> **Given data**:
────────────────

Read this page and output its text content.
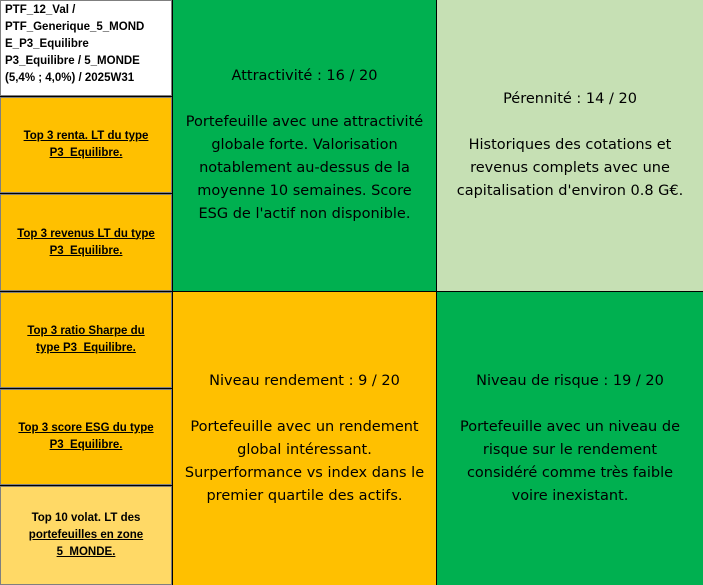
PTF_12_Val /
PTF_Generique_5_MOND
E_P3_Equilibre
P3_Equilibre / 5_MONDE
(5,4% ; 4,0%) / 2025W31
Top 3 renta. LT du type
P3_Equilibre.
Top 3 revenus LT du type
P3_Equilibre.
Top 3 ratio Sharpe du
type P3_Equilibre.
Top 3 score ESG du type
P3_Equilibre.
Top 10 volat. LT des
portefeuilles en zone
5_MONDE.
Attractivité : 16 / 20
Portefeuille avec une attractivité
globale forte. Valorisation
notablement au-dessus de la
moyenne 10 semaines. Score
ESG de l'actif non disponible.
Pérennité : 14 / 20
Historiques des cotations et
revenus complets avec une
capitalisation d'environ 0.8 G€.
Niveau rendement : 9 / 20
Portefeuille avec un rendement
global intéressant.
Surperformance vs index dans le
premier quartile des actifs.
Niveau de risque : 19 / 20
Portefeuille avec un niveau de
risque sur le rendement
considéré comme très faible
voire inexistant.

────────────────

> **Given instruction**:
Above are entries; state the number of lines among them that contain "rendement", and nothing else.

> **Final answer**:
3